#### WORK INSTRUCTIONS
Reproduce the listing below in its entirety. Change nothing.

[Figure data in JSON]
_ _ _ _ _ _ _

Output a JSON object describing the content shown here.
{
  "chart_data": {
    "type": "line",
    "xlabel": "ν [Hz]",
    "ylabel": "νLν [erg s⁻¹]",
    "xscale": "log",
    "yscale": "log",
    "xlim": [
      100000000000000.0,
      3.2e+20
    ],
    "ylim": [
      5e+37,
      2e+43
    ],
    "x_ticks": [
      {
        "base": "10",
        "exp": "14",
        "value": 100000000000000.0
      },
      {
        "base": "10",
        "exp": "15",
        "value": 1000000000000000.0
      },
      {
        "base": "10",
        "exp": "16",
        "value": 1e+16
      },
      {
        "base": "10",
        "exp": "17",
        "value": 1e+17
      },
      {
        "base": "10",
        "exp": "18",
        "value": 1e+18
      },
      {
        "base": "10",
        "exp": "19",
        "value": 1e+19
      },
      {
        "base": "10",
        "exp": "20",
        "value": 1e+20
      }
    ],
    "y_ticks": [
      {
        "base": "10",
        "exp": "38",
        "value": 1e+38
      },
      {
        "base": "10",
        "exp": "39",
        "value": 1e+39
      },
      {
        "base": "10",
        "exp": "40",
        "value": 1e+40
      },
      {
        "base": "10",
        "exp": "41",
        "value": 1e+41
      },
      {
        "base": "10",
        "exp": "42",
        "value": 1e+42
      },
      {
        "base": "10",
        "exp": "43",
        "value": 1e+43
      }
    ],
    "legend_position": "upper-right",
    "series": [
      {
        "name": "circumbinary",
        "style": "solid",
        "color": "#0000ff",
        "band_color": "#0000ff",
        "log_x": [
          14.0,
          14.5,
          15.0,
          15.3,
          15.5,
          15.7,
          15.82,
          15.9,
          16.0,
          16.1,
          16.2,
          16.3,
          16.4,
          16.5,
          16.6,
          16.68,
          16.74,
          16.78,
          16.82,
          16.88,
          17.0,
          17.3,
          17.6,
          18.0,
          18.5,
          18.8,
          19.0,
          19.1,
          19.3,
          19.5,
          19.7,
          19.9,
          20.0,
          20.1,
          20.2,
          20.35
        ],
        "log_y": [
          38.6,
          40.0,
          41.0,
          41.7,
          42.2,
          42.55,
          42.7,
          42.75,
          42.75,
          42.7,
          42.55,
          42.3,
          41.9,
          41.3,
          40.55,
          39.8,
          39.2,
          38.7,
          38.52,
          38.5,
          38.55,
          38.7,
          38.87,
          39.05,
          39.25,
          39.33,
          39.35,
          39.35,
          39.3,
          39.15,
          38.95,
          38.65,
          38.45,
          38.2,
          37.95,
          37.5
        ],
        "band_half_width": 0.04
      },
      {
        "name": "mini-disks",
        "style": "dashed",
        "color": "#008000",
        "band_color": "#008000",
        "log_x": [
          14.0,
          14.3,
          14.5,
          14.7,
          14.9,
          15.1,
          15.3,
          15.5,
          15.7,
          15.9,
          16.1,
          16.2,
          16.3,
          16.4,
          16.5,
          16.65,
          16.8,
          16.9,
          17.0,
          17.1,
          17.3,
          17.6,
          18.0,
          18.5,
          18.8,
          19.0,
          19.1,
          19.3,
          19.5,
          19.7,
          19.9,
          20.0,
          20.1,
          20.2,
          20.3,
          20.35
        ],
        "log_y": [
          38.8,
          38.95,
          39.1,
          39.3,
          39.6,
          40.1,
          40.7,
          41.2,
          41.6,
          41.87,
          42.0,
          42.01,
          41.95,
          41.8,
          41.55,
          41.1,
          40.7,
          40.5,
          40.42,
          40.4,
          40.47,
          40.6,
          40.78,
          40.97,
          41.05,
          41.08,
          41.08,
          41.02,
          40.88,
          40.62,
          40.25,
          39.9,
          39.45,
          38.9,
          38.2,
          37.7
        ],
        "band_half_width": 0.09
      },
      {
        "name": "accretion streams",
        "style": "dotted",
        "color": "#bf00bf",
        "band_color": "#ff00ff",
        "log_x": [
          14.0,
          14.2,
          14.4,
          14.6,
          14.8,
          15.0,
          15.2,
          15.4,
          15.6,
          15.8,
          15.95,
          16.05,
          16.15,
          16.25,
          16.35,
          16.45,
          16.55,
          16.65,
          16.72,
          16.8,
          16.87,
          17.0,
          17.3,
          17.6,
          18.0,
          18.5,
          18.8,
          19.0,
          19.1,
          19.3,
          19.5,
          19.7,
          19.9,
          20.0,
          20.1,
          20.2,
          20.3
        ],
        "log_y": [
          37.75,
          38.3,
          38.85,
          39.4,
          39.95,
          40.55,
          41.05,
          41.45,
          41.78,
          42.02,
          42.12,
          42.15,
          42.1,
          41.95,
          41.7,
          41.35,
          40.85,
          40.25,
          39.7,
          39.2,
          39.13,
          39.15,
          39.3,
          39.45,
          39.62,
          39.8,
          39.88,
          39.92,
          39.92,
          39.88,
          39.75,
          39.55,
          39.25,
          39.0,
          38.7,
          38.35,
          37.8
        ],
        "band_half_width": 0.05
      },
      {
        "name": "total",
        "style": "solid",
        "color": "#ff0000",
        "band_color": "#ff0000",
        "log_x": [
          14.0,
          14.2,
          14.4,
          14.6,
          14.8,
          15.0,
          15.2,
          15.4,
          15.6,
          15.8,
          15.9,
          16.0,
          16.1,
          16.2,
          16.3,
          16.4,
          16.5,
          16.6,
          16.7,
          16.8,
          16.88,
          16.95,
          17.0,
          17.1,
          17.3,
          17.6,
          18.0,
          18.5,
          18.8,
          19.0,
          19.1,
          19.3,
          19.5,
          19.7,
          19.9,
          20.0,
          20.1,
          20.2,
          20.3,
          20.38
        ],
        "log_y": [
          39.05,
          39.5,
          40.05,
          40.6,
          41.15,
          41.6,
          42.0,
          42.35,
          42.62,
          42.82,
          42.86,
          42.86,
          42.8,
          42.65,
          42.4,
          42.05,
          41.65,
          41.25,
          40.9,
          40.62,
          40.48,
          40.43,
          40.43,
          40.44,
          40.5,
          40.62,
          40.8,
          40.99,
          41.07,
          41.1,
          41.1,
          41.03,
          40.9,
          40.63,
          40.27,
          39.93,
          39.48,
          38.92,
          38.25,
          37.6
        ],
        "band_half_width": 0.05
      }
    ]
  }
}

_ _ _ _ _ _ _

#### ANSWER FOR THE TASK
Output a JSON object describing the content shown here.
{
  "chart_data": {
    "type": "line",
    "xlabel": "ν [Hz]",
    "ylabel": "νLν [erg s⁻¹]",
    "xscale": "log",
    "yscale": "log",
    "xlim": [
      100000000000000.0,
      3.2e+20
    ],
    "ylim": [
      5e+37,
      2e+43
    ],
    "x_ticks": [
      {
        "base": "10",
        "exp": "14",
        "value": 100000000000000.0
      },
      {
        "base": "10",
        "exp": "15",
        "value": 1000000000000000.0
      },
      {
        "base": "10",
        "exp": "16",
        "value": 1e+16
      },
      {
        "base": "10",
        "exp": "17",
        "value": 1e+17
      },
      {
        "base": "10",
        "exp": "18",
        "value": 1e+18
      },
      {
        "base": "10",
        "exp": "19",
        "value": 1e+19
      },
      {
        "base": "10",
        "exp": "20",
        "value": 1e+20
      }
    ],
    "y_ticks": [
      {
        "base": "10",
        "exp": "38",
        "value": 1e+38
      },
      {
        "base": "10",
        "exp": "39",
        "value": 1e+39
      },
      {
        "base": "10",
        "exp": "40",
        "value": 1e+40
      },
      {
        "base": "10",
        "exp": "41",
        "value": 1e+41
      },
      {
        "base": "10",
        "exp": "42",
        "value": 1e+42
      },
      {
        "base": "10",
        "exp": "43",
        "value": 1e+43
      }
    ],
    "legend_position": "upper-right",
    "series": [
      {
        "name": "circumbinary",
        "style": "solid",
        "color": "#0000ff",
        "band_color": "#0000ff",
        "log_x": [
          14.0,
          14.5,
          15.0,
          15.3,
          15.5,
          15.7,
          15.82,
          15.9,
          16.0,
          16.1,
          16.2,
          16.3,
          16.4,
          16.5,
          16.6,
          16.68,
          16.74,
          16.78,
          16.82,
          16.88,
          17.0,
          17.3,
          17.6,
          18.0,
          18.5,
          18.8,
          19.0,
          19.1,
          19.3,
          19.5,
          19.7,
          19.9,
          20.0,
          20.1,
          20.2,
          20.35
        ],
        "log_y": [
          38.6,
          40.0,
          41.0,
          41.7,
          42.2,
          42.55,
          42.7,
          42.75,
          42.75,
          42.7,
          42.55,
          42.3,
          41.9,
          41.3,
          40.55,
          39.8,
          39.2,
          38.7,
          38.52,
          38.5,
          38.55,
          38.7,
          38.87,
          39.05,
          39.25,
          39.33,
          39.35,
          39.35,
          39.3,
          39.15,
          38.95,
          38.65,
          38.45,
          38.2,
          37.95,
          37.5
        ],
        "band_half_width": 0.04
      },
      {
        "name": "mini-disks",
        "style": "dashed",
        "color": "#008000",
        "band_color": "#008000",
        "log_x": [
          14.0,
          14.3,
          14.5,
          14.7,
          14.9,
          15.1,
          15.3,
          15.5,
          15.7,
          15.9,
          16.1,
          16.2,
          16.3,
          16.4,
          16.5,
          16.65,
          16.8,
          16.9,
          17.0,
          17.1,
          17.3,
          17.6,
          18.0,
          18.5,
          18.8,
          19.0,
          19.1,
          19.3,
          19.5,
          19.7,
          19.9,
          20.0,
          20.1,
          20.2,
          20.3,
          20.35
        ],
        "log_y": [
          38.8,
          38.95,
          39.1,
          39.3,
          39.6,
          40.1,
          40.7,
          41.2,
          41.6,
          41.87,
          42.0,
          42.01,
          41.95,
          41.8,
          41.55,
          41.1,
          40.7,
          40.5,
          40.42,
          40.4,
          40.47,
          40.6,
          40.78,
          40.97,
          41.05,
          41.08,
          41.08,
          41.02,
          40.88,
          40.62,
          40.25,
          39.9,
          39.45,
          38.9,
          38.2,
          37.7
        ],
        "band_half_width": 0.09
      },
      {
        "name": "accretion streams",
        "style": "dotted",
        "color": "#bf00bf",
        "band_color": "#ff00ff",
        "log_x": [
          14.0,
          14.2,
          14.4,
          14.6,
          14.8,
          15.0,
          15.2,
          15.4,
          15.6,
          15.8,
          15.95,
          16.05,
          16.15,
          16.25,
          16.35,
          16.45,
          16.55,
          16.65,
          16.72,
          16.8,
          16.87,
          17.0,
          17.3,
          17.6,
          18.0,
          18.5,
          18.8,
          19.0,
          19.1,
          19.3,
          19.5,
          19.7,
          19.9,
          20.0,
          20.1,
          20.2,
          20.3
        ],
        "log_y": [
          37.75,
          38.3,
          38.85,
          39.4,
          39.95,
          40.55,
          41.05,
          41.45,
          41.78,
          42.02,
          42.12,
          42.15,
          42.1,
          41.95,
          41.7,
          41.35,
          40.85,
          40.25,
          39.7,
          39.2,
          39.13,
          39.15,
          39.3,
          39.45,
          39.62,
          39.8,
          39.88,
          39.92,
          39.92,
          39.88,
          39.75,
          39.55,
          39.25,
          39.0,
          38.7,
          38.35,
          37.8
        ],
        "band_half_width": 0.05
      },
      {
        "name": "total",
        "style": "solid",
        "color": "#ff0000",
        "band_color": "#ff0000",
        "log_x": [
          14.0,
          14.2,
          14.4,
          14.6,
          14.8,
          15.0,
          15.2,
          15.4,
          15.6,
          15.8,
          15.9,
          16.0,
          16.1,
          16.2,
          16.3,
          16.4,
          16.5,
          16.6,
          16.7,
          16.8,
          16.88,
          16.95,
          17.0,
          17.1,
          17.3,
          17.6,
          18.0,
          18.5,
          18.8,
          19.0,
          19.1,
          19.3,
          19.5,
          19.7,
          19.9,
          20.0,
          20.1,
          20.2,
          20.3,
          20.38
        ],
        "log_y": [
          39.05,
          39.5,
          40.05,
          40.6,
          41.15,
          41.6,
          42.0,
          42.35,
          42.62,
          42.82,
          42.86,
          42.86,
          42.8,
          42.65,
          42.4,
          42.05,
          41.65,
          41.25,
          40.9,
          40.62,
          40.48,
          40.43,
          40.43,
          40.44,
          40.5,
          40.62,
          40.8,
          40.99,
          41.07,
          41.1,
          41.1,
          41.03,
          40.9,
          40.63,
          40.27,
          39.93,
          39.48,
          38.92,
          38.25,
          37.6
        ],
        "band_half_width": 0.05
      }
    ]
  }
}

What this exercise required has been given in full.